=== RECORDS TO PROCESS ===
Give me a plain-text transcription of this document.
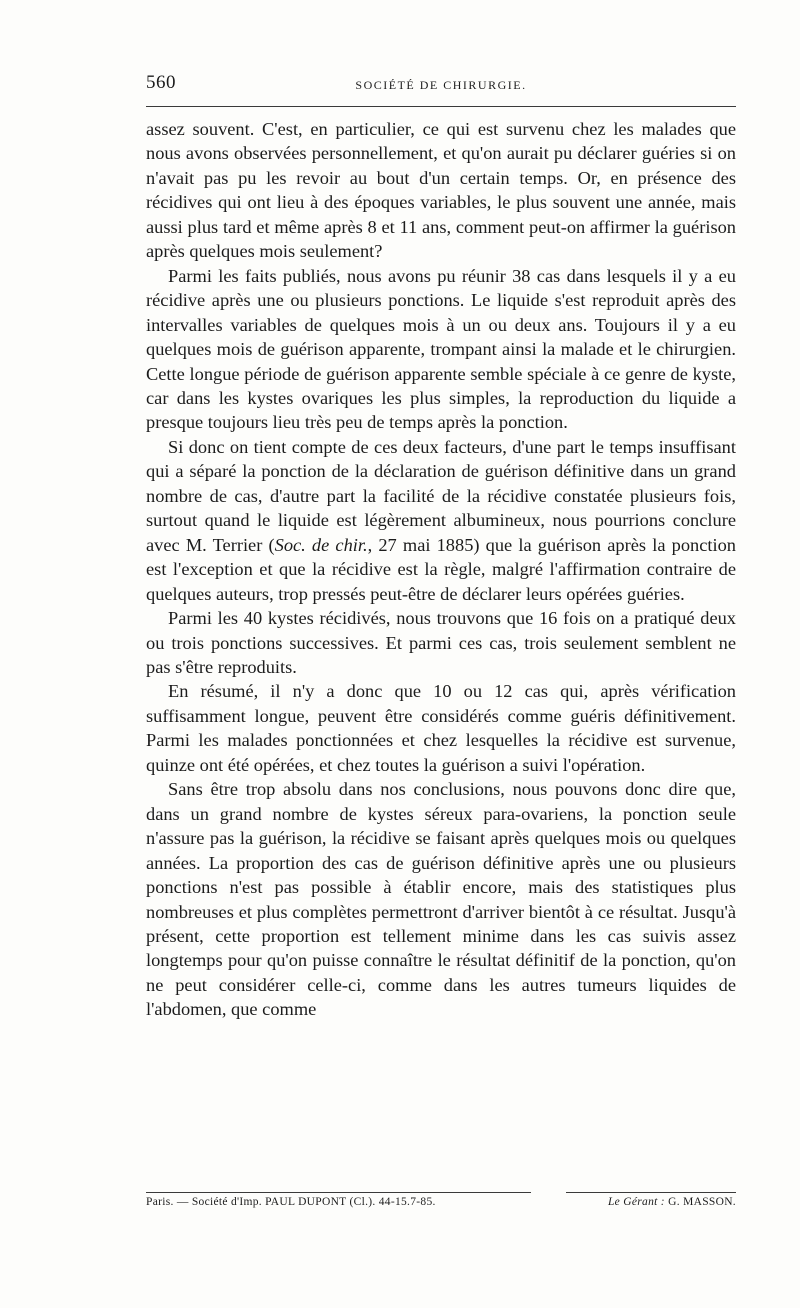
560	SOCIÉTÉ DE CHIRURGIE.

assez souvent. C'est, en particulier, ce qui est survenu chez les malades que nous avons observées personnellement, et qu'on aurait pu déclarer guéries si on n'avait pas pu les revoir au bout d'un certain temps. Or, en présence des récidives qui ont lieu à des époques variables, le plus souvent une année, mais aussi plus tard et même après 8 et 11 ans, comment peut-on affirmer la guérison après quelques mois seulement?

Parmi les faits publiés, nous avons pu réunir 38 cas dans lesquels il y a eu récidive après une ou plusieurs ponctions. Le liquide s'est reproduit après des intervalles variables de quelques mois à un ou deux ans. Toujours il y a eu quelques mois de guérison apparente, trompant ainsi la malade et le chirurgien. Cette longue période de guérison apparente semble spéciale à ce genre de kyste, car dans les kystes ovariques les plus simples, la reproduction du liquide a presque toujours lieu très peu de temps après la ponction.

Si donc on tient compte de ces deux facteurs, d'une part le temps insuffisant qui a séparé la ponction de la déclaration de guérison définitive dans un grand nombre de cas, d'autre part la facilité de la récidive constatée plusieurs fois, surtout quand le liquide est légèrement albumineux, nous pourrions conclure avec M. Terrier (Soc. de chir., 27 mai 1885) que la guérison après la ponction est l'exception et que la récidive est la règle, malgré l'affirmation contraire de quelques auteurs, trop pressés peut-être de déclarer leurs opérées guéries.

Parmi les 40 kystes récidivés, nous trouvons que 16 fois on a pratiqué deux ou trois ponctions successives. Et parmi ces cas, trois seulement semblent ne pas s'être reproduits.

En résumé, il n'y a donc que 10 ou 12 cas qui, après vérification suffisamment longue, peuvent être considérés comme guéris définitivement. Parmi les malades ponctionnées et chez lesquelles la récidive est survenue, quinze ont été opérées, et chez toutes la guérison a suivi l'opération.

Sans être trop absolu dans nos conclusions, nous pouvons donc dire que, dans un grand nombre de kystes séreux para-ovariens, la ponction seule n'assure pas la guérison, la récidive se faisant après quelques mois ou quelques années. La proportion des cas de guérison définitive après une ou plusieurs ponctions n'est pas possible à établir encore, mais des statistiques plus nombreuses et plus complètes permettront d'arriver bientôt à ce résultat. Jusqu'à présent, cette proportion est tellement minime dans les cas suivis assez longtemps pour qu'on puisse connaître le résultat définitif de la ponction, qu'on ne peut considérer celle-ci, comme dans les autres tumeurs liquides de l'abdomen, que comme

Paris. — Société d'Imp. PAUL DUPONT (Cl.). 44-15.7-85.	Le Gérant : G. MASSON.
===
DIRECTIVE - Exclude every picture and copy the remaining data exactly.

SOLUTION TO THIS PROBLEM -
Give me a plain-text transcription of this document.
560	SOCIÉTÉ DE CHIRURGIE.

assez souvent. C'est, en particulier, ce qui est survenu chez les malades que nous avons observées personnellement, et qu'on aurait pu déclarer guéries si on n'avait pas pu les revoir au bout d'un certain temps. Or, en présence des récidives qui ont lieu à des époques variables, le plus souvent une année, mais aussi plus tard et même après 8 et 11 ans, comment peut-on affirmer la guérison après quelques mois seulement?

Parmi les faits publiés, nous avons pu réunir 38 cas dans lesquels il y a eu récidive après une ou plusieurs ponctions. Le liquide s'est reproduit après des intervalles variables de quelques mois à un ou deux ans. Toujours il y a eu quelques mois de guérison apparente, trompant ainsi la malade et le chirurgien. Cette longue période de guérison apparente semble spéciale à ce genre de kyste, car dans les kystes ovariques les plus simples, la reproduction du liquide a presque toujours lieu très peu de temps après la ponction.

Si donc on tient compte de ces deux facteurs, d'une part le temps insuffisant qui a séparé la ponction de la déclaration de guérison définitive dans un grand nombre de cas, d'autre part la facilité de la récidive constatée plusieurs fois, surtout quand le liquide est légèrement albumineux, nous pourrions conclure avec M. Terrier (Soc. de chir., 27 mai 1885) que la guérison après la ponction est l'exception et que la récidive est la règle, malgré l'affirmation contraire de quelques auteurs, trop pressés peut-être de déclarer leurs opérées guéries.

Parmi les 40 kystes récidivés, nous trouvons que 16 fois on a pratiqué deux ou trois ponctions successives. Et parmi ces cas, trois seulement semblent ne pas s'être reproduits.

En résumé, il n'y a donc que 10 ou 12 cas qui, après vérification suffisamment longue, peuvent être considérés comme guéris définitivement. Parmi les malades ponctionnées et chez lesquelles la récidive est survenue, quinze ont été opérées, et chez toutes la guérison a suivi l'opération.

Sans être trop absolu dans nos conclusions, nous pouvons donc dire que, dans un grand nombre de kystes séreux para-ovariens, la ponction seule n'assure pas la guérison, la récidive se faisant après quelques mois ou quelques années. La proportion des cas de guérison définitive après une ou plusieurs ponctions n'est pas possible à établir encore, mais des statistiques plus nombreuses et plus complètes permettront d'arriver bientôt à ce résultat. Jusqu'à présent, cette proportion est tellement minime dans les cas suivis assez longtemps pour qu'on puisse connaître le résultat définitif de la ponction, qu'on ne peut considérer celle-ci, comme dans les autres tumeurs liquides de l'abdomen, que comme

Paris. — Société d'Imp. PAUL DUPONT (Cl.). 44-15.7-85.	Le Gérant : G. MASSON.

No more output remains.